__Set task__. Figure out how many lines of the material below contain the word "dels". Answer with the number only.

__Record set__.

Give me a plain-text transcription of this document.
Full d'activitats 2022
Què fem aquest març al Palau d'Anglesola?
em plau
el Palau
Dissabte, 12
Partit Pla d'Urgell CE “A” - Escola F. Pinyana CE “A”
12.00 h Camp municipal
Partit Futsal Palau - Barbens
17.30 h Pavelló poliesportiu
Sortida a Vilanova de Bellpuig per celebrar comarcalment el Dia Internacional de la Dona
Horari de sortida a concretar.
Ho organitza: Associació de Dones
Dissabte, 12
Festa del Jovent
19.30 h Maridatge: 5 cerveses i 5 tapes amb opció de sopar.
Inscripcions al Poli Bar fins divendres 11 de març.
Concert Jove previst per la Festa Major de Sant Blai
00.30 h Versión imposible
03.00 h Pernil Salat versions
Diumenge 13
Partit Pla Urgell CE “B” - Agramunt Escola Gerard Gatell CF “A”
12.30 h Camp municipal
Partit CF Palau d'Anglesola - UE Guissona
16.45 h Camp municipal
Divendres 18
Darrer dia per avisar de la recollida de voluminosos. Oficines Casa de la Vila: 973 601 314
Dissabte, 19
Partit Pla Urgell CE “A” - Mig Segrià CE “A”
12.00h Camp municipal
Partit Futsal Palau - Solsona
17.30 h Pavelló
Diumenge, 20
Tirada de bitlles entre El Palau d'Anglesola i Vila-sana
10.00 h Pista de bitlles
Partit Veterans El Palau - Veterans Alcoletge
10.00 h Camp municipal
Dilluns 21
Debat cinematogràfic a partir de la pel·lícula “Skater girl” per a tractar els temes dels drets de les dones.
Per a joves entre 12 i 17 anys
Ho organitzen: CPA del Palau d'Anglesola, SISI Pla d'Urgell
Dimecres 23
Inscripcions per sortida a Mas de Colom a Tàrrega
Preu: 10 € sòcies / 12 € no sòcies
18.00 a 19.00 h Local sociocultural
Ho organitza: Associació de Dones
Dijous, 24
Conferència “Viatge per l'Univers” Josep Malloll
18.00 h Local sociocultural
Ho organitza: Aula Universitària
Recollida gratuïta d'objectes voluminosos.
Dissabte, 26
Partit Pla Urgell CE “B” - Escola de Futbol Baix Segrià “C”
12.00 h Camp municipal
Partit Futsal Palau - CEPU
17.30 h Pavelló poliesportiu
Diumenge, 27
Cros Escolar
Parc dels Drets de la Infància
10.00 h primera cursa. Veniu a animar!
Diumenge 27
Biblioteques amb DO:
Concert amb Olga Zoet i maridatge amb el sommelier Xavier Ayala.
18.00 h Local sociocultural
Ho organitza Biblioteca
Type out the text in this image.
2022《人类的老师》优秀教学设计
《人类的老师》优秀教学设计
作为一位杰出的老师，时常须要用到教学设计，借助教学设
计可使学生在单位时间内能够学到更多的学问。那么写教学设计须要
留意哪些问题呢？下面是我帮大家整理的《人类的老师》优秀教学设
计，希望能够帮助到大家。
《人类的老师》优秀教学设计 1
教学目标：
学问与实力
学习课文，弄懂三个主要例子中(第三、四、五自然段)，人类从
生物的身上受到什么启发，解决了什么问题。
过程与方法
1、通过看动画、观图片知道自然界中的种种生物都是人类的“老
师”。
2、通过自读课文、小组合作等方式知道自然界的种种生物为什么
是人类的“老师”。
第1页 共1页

__Solution for this problem__. 2